(What is expected): In the listing below, count the lines containing the string "char" and state only the number.

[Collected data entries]
----------------

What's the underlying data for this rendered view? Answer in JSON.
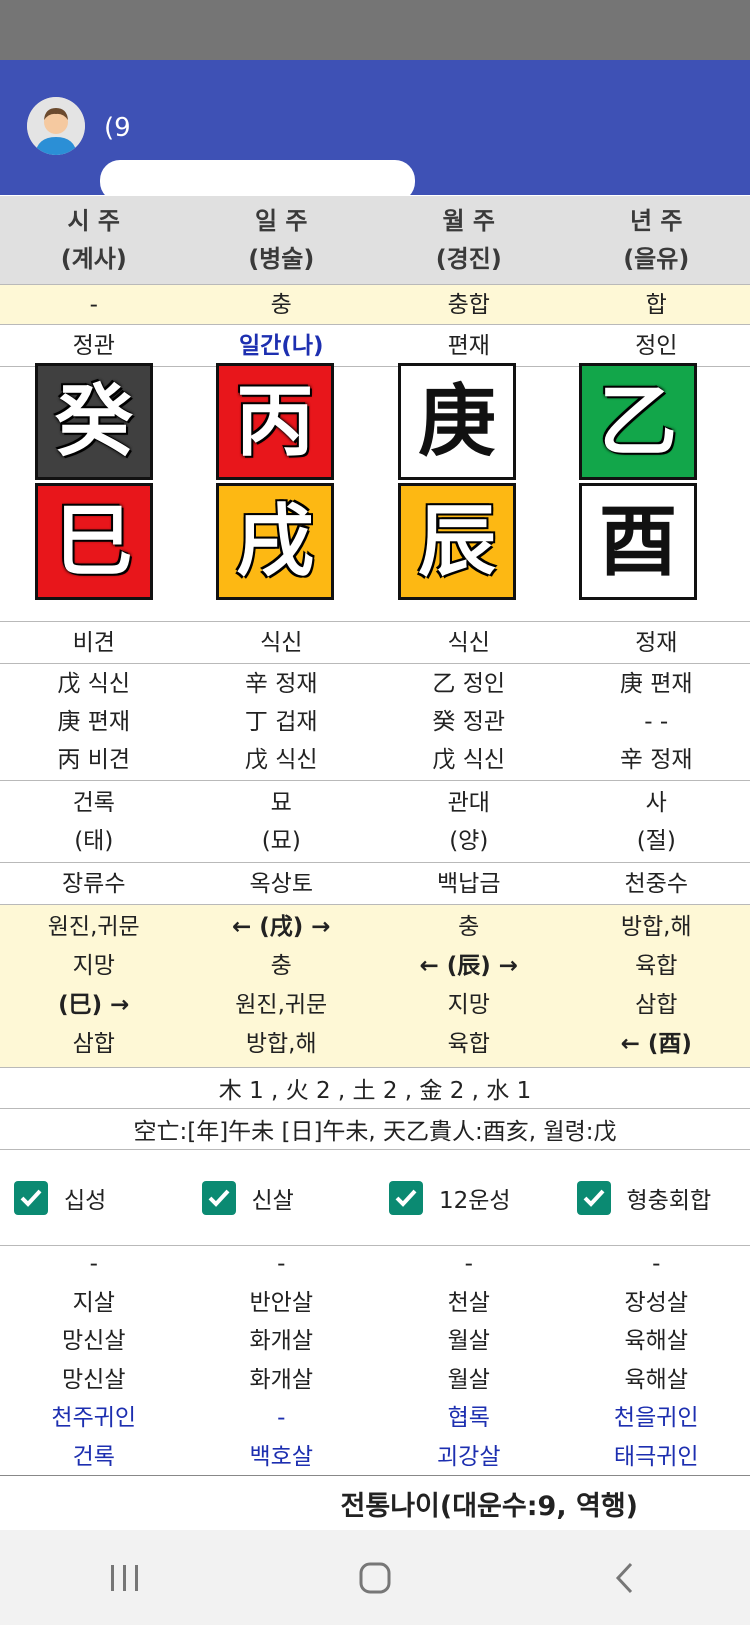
{
  "header": {
    "name_visible": "(9"
  },
  "pillars": [
    {
      "title": "시 주",
      "sub": "(계사)"
    },
    {
      "title": "일 주",
      "sub": "(병술)"
    },
    {
      "title": "월 주",
      "sub": "(경진)"
    },
    {
      "title": "년 주",
      "sub": "(을유)"
    }
  ],
  "relations": [
    "-",
    "충",
    "충합",
    "합"
  ],
  "stem_gods": [
    "정관",
    "일간(나)",
    "편재",
    "정인"
  ],
  "stems": [
    {
      "char": "癸",
      "color": "#404040"
    },
    {
      "char": "丙",
      "color": "#e8161b"
    },
    {
      "char": "庚",
      "color": "#ffffff"
    },
    {
      "char": "乙",
      "color": "#12a64a"
    }
  ],
  "branches": [
    {
      "char": "巳",
      "color": "#e8161b"
    },
    {
      "char": "戌",
      "color": "#fdb813"
    },
    {
      "char": "辰",
      "color": "#fdb813"
    },
    {
      "char": "酉",
      "color": "#ffffff"
    }
  ],
  "branch_gods": [
    "비견",
    "식신",
    "식신",
    "정재"
  ],
  "hidden_stems": [
    [
      "戊 식신",
      "庚 편재",
      "丙 비견"
    ],
    [
      "辛 정재",
      "丁 겁재",
      "戊 식신"
    ],
    [
      "乙 정인",
      "癸 정관",
      "戊 식신"
    ],
    [
      "庚 편재",
      "- -",
      "辛 정재"
    ]
  ],
  "twelve_stages": [
    [
      "건록",
      "(태)"
    ],
    [
      "묘",
      "(묘)"
    ],
    [
      "관대",
      "(양)"
    ],
    [
      "사",
      "(절)"
    ]
  ],
  "napeum": [
    "장류수",
    "옥상토",
    "백납금",
    "천중수"
  ],
  "branch_relations": [
    [
      "원진,귀문",
      "지망",
      "(巳) →",
      "삼합"
    ],
    [
      "← (戌) →",
      "충",
      "원진,귀문",
      "방합,해"
    ],
    [
      "충",
      "← (辰) →",
      "지망",
      "육합"
    ],
    [
      "방합,해",
      "육합",
      "삼합",
      "← (酉)"
    ]
  ],
  "elements": "木 1 , 火 2 , 土 2 , 金 2 , 水 1",
  "gongmang": "空亡:[年]午未 [日]午未, 天乙貴人:酉亥, 월령:戊",
  "checkboxes": [
    {
      "label": "십성",
      "checked": true
    },
    {
      "label": "신살",
      "checked": true
    },
    {
      "label": "12운성",
      "checked": true
    },
    {
      "label": "형충회합",
      "checked": true
    }
  ],
  "shinsal": [
    [
      "-",
      "지살",
      "망신살",
      "망신살",
      "천주귀인",
      "건록"
    ],
    [
      "-",
      "반안살",
      "화개살",
      "화개살",
      "-",
      "백호살"
    ],
    [
      "-",
      "천살",
      "월살",
      "월살",
      "협록",
      "괴강살"
    ],
    [
      "-",
      "장성살",
      "육해살",
      "육해살",
      "천을귀인",
      "태극귀인"
    ]
  ],
  "footer": "전통나이(대운수:9, 역행)",
  "colors": {
    "header": "#3e51b5",
    "check": "#0b8a72",
    "highlight": "#fef8d6",
    "blue_text": "#1d2fb0"
  },
  "nav": {
    "recent": "recent-apps-icon",
    "home": "home-icon",
    "back": "back-icon"
  }
}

----------------

(Answer below): 8